* _Directive_: Please convert all of the material into a Markdown table with the columns Number and Record line, one row per line and blank lines left out.

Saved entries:

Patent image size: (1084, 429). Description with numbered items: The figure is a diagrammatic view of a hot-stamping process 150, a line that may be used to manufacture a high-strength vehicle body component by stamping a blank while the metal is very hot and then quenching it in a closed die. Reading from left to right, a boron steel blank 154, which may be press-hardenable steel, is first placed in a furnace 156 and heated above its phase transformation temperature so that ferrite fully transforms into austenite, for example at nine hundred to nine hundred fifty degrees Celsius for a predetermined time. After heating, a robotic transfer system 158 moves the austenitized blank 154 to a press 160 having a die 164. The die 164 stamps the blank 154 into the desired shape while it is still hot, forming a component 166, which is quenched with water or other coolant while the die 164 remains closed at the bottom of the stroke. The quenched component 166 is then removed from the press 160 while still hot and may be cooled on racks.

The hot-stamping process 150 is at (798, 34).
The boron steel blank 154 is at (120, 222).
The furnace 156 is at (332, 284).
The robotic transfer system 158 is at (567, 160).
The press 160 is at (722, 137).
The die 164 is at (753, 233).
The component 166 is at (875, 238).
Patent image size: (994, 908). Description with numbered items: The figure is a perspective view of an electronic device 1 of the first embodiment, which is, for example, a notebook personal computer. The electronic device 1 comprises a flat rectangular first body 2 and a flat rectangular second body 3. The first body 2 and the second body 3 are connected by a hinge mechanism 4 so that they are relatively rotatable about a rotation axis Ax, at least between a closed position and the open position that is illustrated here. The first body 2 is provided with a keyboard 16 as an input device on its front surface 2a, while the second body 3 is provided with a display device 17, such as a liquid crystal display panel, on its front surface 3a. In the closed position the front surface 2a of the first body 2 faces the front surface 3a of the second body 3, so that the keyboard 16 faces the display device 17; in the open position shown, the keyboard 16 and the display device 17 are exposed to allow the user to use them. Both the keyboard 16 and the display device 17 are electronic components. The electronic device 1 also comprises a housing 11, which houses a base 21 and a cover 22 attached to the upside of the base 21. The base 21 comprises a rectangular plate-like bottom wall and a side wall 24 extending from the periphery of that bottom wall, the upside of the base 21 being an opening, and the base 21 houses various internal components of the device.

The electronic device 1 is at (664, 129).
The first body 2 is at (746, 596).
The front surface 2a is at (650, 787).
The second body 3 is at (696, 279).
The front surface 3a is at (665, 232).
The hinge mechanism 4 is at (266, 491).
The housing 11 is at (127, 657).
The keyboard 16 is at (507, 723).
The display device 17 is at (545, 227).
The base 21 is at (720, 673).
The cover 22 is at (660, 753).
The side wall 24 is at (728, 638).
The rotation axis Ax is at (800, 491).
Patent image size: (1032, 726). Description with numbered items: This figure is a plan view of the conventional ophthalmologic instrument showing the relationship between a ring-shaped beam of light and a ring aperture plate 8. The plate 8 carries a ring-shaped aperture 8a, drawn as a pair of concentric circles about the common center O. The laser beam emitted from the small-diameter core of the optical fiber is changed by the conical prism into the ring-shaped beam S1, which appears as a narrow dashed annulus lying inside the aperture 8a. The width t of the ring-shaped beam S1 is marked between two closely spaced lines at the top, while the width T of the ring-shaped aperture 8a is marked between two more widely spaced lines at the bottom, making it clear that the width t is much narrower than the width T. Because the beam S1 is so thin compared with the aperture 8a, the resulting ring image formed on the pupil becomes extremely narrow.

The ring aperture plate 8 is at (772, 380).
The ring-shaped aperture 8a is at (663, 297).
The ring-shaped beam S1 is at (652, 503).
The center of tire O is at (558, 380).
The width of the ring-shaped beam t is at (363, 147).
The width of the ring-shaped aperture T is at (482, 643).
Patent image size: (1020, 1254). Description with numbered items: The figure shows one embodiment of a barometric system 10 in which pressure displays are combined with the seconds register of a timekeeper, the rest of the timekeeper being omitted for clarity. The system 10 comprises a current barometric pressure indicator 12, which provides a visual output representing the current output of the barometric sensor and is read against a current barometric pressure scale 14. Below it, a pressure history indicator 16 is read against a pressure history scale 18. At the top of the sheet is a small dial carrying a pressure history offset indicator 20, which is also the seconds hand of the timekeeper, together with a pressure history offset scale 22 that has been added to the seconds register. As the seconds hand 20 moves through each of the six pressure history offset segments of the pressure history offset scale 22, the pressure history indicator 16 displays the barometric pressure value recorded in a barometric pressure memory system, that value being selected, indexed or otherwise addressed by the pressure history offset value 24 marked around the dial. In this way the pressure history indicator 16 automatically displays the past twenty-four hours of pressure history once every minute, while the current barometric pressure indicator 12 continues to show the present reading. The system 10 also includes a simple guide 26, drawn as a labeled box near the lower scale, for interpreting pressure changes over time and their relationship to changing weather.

* _Correct result_:
| Number | Record line |
|---|---|
| 1 | Patent image size: (1084, 429). Description with numbered items: The figure is a diagrammatic view of a hot-stamping process 150, a line that may be used to manufacture a high-strength vehicle body component by stamping a blank while the metal is very hot and then quenching it in a closed die. Reading from left to right, a boron steel blank 154, which may be press-hardenable steel, is first placed in a furnace 156 and heated above its phase transformation temperature so that ferrite fully transforms into austenite, for example at nine hundred to nine hundred fifty degrees Celsius for a predetermined time. After heating, a robotic transfer system 158 moves the austenitized blank 154 to a press 160 having a die 164. The die 164 stamps the blank 154 into the desired shape while it is still hot, forming a component 166, which is quenched with water or other coolant while the die 164 remains closed at the bottom of the stroke. The quenched component 166 is then removed from the press 160 while still hot and may be cooled on racks. |
| 2 | The hot-stamping process 150 is at (798, 34). |
| 3 | The boron steel blank 154 is at (120, 222). |
| 4 | The furnace 156 is at (332, 284). |
| 5 | The robotic transfer system 158 is at (567, 160). |
| 6 | The press 160 is at (722, 137). |
| 7 | The die 164 is at (753, 233). |
| 8 | The component 166 is at (875, 238). |
| 9 | Patent image size: (994, 908). Description with numbered items: The figure is a perspective view of an electronic device 1 of the first embodiment, which is, for example, a notebook personal computer. The electronic device 1 comprises a flat rectangular first body 2 and a flat rectangular second body 3. The first body 2 and the second body 3 are connected by a hinge mechanism 4 so that they are relatively rotatable about a rotation axis Ax, at least between a closed position and the open position that is illustrated here. The first body 2 is provided with a keyboard 16 as an input device on its front surface 2a, while the second body 3 is provided with a display device 17, such as a liquid crystal display panel, on its front surface 3a. In the closed position the front surface 2a of the first body 2 faces the front surface 3a of the second body 3, so that the keyboard 16 faces the display device 17; in the open position shown, the keyboard 16 and the display device 17 are exposed to allow the user to use them. Both the keyboard 16 and the display device 17 are electronic components. The electronic device 1 also comprises a housing 11, which houses a base 21 and a cover 22 attached to the upside of the base 21. The base 21 comprises a rectangular plate-like bottom wall and a side wall 24 extending from the periphery of that bottom wall, the upside of the base 21 being an opening, and the base 21 houses various internal components of the device. |
| 10 | The electronic device 1 is at (664, 129). |
| 11 | The first body 2 is at (746, 596). |
| 12 | The front surface 2a is at (650, 787). |
| 13 | The second body 3 is at (696, 279). |
| 14 | The front surface 3a is at (665, 232). |
| 15 | The hinge mechanism 4 is at (266, 491). |
| 16 | The housing 11 is at (127, 657). |
| 17 | The keyboard 16 is at (507, 723). |
| 18 | The display device 17 is at (545, 227). |
| 19 | The base 21 is at (720, 673). |
| 20 | The cover 22 is at (660, 753). |
| 21 | The side wall 24 is at (728, 638). |
| 22 | The rotation axis Ax is at (800, 491). |
| 23 | Patent image size: (1032, 726). Description with numbered items: This figure is a plan view of the conventional ophthalmologic instrument showing the relationship between a ring-shaped beam of light and a ring aperture plate 8. The plate 8 carries a ring-shaped aperture 8a, drawn as a pair of concentric circles about the common center O. The laser beam emitted from the small-diameter core of the optical fiber is changed by the conical prism into the ring-shaped beam S1, which appears as a narrow dashed annulus lying inside the aperture 8a. The width t of the ring-shaped beam S1 is marked between two closely spaced lines at the top, while the width T of the ring-shaped aperture 8a is marked between two more widely spaced lines at the bottom, making it clear that the width t is much narrower than the width T. Because the beam S1 is so thin compared with the aperture 8a, the resulting ring image formed on the pupil becomes extremely narrow. |
| 24 | The ring aperture plate 8 is at (772, 380). |
| 25 | The ring-shaped aperture 8a is at (663, 297). |
| 26 | The ring-shaped beam S1 is at (652, 503). |
| 27 | The center of tire O is at (558, 380). |
| 28 | The width of the ring-shaped beam t is at (363, 147). |
| 29 | The width of the ring-shaped aperture T is at (482, 643). |
| 30 | Patent image size: (1020, 1254). Description with numbered items: The figure shows one embodiment of a barometric system 10 in which pressure displays are combined with the seconds register of a timekeeper, the rest of the timekeeper being omitted for clarity. The system 10 comprises a current barometric pressure indicator 12, which provides a visual output representing the current output of the barometric sensor and is read against a current barometric pressure scale 14. Below it, a pressure history indicator 16 is read against a pressure history scale 18. At the top of the sheet is a small dial carrying a pressure history offset indicator 20, which is also the seconds hand of the timekeeper, together with a pressure history offset scale 22 that has been added to the seconds register. As the seconds hand 20 moves through each of the six pressure history offset segments of the pressure history offset scale 22, the pressure history indicator 16 displays the barometric pressure value recorded in a barometric pressure memory system, that value being selected, indexed or otherwise addressed by the pressure history offset value 24 marked around the dial. In this way the pressure history indicator 16 automatically displays the past twenty-four hours of pressure history once every minute, while the current barometric pressure indicator 12 continues to show the present reading. The system 10 also includes a simple guide 26, drawn as a labeled box near the lower scale, for interpreting pressure changes over time and their relationship to changing weather. |